Figure dataset records:
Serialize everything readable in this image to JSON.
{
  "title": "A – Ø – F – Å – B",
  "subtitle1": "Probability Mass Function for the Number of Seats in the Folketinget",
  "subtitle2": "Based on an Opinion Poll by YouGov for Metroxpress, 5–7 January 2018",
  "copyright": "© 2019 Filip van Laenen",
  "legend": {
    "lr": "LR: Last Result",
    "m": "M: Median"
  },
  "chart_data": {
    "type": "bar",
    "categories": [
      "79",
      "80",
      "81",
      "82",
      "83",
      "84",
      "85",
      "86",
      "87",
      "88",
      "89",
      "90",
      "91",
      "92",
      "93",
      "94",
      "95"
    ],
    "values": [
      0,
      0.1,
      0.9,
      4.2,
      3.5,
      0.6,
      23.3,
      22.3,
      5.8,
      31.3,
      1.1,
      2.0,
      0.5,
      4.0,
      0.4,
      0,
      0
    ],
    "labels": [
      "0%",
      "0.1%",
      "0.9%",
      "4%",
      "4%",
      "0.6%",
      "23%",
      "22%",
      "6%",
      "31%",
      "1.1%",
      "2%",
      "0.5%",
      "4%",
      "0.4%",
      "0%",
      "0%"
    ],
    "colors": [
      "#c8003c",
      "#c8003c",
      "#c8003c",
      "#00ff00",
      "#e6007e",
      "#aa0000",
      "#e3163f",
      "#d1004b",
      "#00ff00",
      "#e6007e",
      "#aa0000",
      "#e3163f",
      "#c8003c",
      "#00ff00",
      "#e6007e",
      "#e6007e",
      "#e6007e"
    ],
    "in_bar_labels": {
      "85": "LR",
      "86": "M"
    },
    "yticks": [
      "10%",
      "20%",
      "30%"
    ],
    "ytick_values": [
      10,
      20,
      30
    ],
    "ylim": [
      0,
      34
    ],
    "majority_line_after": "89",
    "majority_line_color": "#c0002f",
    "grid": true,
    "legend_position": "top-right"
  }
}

Aim:
Set all of the entries down again, exactly as they were given.

Solution to the exercise:
Serialize everything readable in this image to JSON.
{
  "title": "A – Ø – F – Å – B",
  "subtitle1": "Probability Mass Function for the Number of Seats in the Folketinget",
  "subtitle2": "Based on an Opinion Poll by YouGov for Metroxpress, 5–7 January 2018",
  "copyright": "© 2019 Filip van Laenen",
  "legend": {
    "lr": "LR: Last Result",
    "m": "M: Median"
  },
  "chart_data": {
    "type": "bar",
    "categories": [
      "79",
      "80",
      "81",
      "82",
      "83",
      "84",
      "85",
      "86",
      "87",
      "88",
      "89",
      "90",
      "91",
      "92",
      "93",
      "94",
      "95"
    ],
    "values": [
      0,
      0.1,
      0.9,
      4.2,
      3.5,
      0.6,
      23.3,
      22.3,
      5.8,
      31.3,
      1.1,
      2.0,
      0.5,
      4.0,
      0.4,
      0,
      0
    ],
    "labels": [
      "0%",
      "0.1%",
      "0.9%",
      "4%",
      "4%",
      "0.6%",
      "23%",
      "22%",
      "6%",
      "31%",
      "1.1%",
      "2%",
      "0.5%",
      "4%",
      "0.4%",
      "0%",
      "0%"
    ],
    "colors": [
      "#c8003c",
      "#c8003c",
      "#c8003c",
      "#00ff00",
      "#e6007e",
      "#aa0000",
      "#e3163f",
      "#d1004b",
      "#00ff00",
      "#e6007e",
      "#aa0000",
      "#e3163f",
      "#c8003c",
      "#00ff00",
      "#e6007e",
      "#e6007e",
      "#e6007e"
    ],
    "in_bar_labels": {
      "85": "LR",
      "86": "M"
    },
    "yticks": [
      "10%",
      "20%",
      "30%"
    ],
    "ytick_values": [
      10,
      20,
      30
    ],
    "ylim": [
      0,
      34
    ],
    "majority_line_after": "89",
    "majority_line_color": "#c0002f",
    "grid": true,
    "legend_position": "top-right"
  }
}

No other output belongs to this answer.